■ DATA SECTION ■
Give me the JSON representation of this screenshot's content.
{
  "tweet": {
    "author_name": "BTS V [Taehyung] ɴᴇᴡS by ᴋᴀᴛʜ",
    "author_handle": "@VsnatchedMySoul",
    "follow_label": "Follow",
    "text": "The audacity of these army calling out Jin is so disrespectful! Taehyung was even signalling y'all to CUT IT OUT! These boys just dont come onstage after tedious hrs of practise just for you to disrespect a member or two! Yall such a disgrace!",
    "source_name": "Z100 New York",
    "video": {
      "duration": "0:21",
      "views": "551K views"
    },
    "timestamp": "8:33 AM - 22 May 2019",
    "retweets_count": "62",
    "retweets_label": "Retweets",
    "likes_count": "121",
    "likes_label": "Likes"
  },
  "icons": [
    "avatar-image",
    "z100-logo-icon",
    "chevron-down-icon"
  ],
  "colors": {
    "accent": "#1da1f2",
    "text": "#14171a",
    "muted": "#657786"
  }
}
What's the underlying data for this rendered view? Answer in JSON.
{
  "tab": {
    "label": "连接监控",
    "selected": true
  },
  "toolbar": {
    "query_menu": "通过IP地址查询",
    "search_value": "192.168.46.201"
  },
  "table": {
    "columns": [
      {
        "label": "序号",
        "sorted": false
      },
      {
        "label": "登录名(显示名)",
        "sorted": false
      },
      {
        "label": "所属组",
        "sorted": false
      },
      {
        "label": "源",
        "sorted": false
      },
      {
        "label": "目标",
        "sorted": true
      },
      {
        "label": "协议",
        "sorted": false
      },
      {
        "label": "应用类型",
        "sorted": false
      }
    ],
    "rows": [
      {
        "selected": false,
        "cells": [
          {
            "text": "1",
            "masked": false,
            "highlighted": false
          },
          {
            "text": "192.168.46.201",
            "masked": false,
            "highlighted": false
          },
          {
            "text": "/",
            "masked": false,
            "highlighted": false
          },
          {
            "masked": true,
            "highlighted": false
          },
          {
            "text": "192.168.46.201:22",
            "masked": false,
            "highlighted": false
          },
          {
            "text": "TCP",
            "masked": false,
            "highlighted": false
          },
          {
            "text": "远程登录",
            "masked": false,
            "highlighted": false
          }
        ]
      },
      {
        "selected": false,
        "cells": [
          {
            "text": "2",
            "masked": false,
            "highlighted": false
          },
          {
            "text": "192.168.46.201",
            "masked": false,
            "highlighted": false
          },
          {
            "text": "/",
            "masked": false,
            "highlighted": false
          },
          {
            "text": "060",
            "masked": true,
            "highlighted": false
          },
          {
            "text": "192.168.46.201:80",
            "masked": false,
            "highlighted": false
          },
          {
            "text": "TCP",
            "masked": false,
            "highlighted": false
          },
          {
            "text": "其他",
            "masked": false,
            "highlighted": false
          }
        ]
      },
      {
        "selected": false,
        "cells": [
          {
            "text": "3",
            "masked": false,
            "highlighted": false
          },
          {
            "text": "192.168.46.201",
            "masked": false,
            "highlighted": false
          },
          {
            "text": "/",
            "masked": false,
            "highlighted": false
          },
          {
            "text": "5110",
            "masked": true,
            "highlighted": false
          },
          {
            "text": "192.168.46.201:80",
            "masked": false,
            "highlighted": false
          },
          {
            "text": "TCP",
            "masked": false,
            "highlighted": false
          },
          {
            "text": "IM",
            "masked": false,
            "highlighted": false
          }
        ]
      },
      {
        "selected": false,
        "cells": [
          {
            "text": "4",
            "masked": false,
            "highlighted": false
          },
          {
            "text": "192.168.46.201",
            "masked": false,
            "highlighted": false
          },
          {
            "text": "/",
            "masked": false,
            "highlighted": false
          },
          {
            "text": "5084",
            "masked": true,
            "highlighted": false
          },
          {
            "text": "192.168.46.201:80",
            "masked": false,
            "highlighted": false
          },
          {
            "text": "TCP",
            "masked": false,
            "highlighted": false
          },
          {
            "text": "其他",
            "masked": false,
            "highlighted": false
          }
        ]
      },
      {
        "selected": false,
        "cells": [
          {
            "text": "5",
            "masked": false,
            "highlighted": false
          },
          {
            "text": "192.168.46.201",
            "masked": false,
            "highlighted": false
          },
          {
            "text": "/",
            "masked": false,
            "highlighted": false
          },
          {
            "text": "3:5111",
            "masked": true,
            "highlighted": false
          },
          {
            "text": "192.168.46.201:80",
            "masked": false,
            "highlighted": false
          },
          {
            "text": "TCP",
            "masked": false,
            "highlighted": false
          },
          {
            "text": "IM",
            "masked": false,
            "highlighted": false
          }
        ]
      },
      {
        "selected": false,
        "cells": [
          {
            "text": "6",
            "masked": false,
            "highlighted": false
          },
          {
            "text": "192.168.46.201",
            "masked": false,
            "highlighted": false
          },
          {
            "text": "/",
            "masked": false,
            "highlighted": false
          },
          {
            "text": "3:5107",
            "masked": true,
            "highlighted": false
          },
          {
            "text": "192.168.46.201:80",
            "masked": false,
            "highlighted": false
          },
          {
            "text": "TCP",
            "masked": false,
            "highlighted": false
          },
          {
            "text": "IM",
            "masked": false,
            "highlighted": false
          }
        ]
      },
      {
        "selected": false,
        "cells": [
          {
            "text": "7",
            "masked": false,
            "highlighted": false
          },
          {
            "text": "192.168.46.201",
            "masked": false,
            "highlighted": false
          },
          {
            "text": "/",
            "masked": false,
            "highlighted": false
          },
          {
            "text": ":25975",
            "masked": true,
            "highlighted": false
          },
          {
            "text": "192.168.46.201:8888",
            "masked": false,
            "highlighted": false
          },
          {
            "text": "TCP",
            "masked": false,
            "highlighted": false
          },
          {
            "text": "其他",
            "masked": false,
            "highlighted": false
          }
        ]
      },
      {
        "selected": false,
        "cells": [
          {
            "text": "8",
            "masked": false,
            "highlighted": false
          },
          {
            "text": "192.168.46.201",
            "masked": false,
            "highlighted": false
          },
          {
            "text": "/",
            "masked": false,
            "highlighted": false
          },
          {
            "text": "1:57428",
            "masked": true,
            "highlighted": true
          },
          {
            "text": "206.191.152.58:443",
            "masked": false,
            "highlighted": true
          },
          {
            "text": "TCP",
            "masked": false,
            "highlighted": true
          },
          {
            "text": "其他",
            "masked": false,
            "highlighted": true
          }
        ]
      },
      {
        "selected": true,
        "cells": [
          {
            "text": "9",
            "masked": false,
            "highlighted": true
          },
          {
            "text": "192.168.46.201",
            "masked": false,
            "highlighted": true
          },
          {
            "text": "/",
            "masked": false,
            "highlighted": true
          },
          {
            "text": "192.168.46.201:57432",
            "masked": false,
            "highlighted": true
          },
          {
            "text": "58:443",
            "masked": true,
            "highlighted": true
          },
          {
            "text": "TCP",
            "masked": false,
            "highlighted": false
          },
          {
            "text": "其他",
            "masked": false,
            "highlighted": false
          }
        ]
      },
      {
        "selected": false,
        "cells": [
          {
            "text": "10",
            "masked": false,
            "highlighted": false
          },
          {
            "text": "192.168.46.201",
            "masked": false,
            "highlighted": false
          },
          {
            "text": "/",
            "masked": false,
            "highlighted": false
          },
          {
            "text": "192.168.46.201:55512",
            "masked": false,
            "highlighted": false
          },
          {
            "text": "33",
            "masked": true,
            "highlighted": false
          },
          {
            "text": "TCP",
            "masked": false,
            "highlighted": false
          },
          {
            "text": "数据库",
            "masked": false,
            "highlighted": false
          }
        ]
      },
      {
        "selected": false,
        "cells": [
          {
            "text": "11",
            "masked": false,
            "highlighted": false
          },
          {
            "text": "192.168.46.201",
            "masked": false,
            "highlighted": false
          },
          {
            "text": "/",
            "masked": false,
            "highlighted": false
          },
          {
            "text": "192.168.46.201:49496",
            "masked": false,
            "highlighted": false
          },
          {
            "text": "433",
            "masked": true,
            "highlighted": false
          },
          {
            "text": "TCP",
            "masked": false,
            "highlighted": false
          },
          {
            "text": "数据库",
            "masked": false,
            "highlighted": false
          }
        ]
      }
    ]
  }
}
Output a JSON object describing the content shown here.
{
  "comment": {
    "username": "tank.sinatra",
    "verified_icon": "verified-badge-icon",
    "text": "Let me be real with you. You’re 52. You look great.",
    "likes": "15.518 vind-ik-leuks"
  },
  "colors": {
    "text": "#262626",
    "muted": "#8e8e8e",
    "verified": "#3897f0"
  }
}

■ TASK OBJECTIVE ■
Give the lines exactly as they stand, from the line with "Output a JSON" through the end of the material.

■ RESPONSE BELOW ■
Output a JSON object describing the content shown here.
{
  "comment": {
    "username": "tank.sinatra",
    "verified_icon": "verified-badge-icon",
    "text": "Let me be real with you. You’re 52. You look great.",
    "likes": "15.518 vind-ik-leuks"
  },
  "colors": {
    "text": "#262626",
    "muted": "#8e8e8e",
    "verified": "#3897f0"
  }
}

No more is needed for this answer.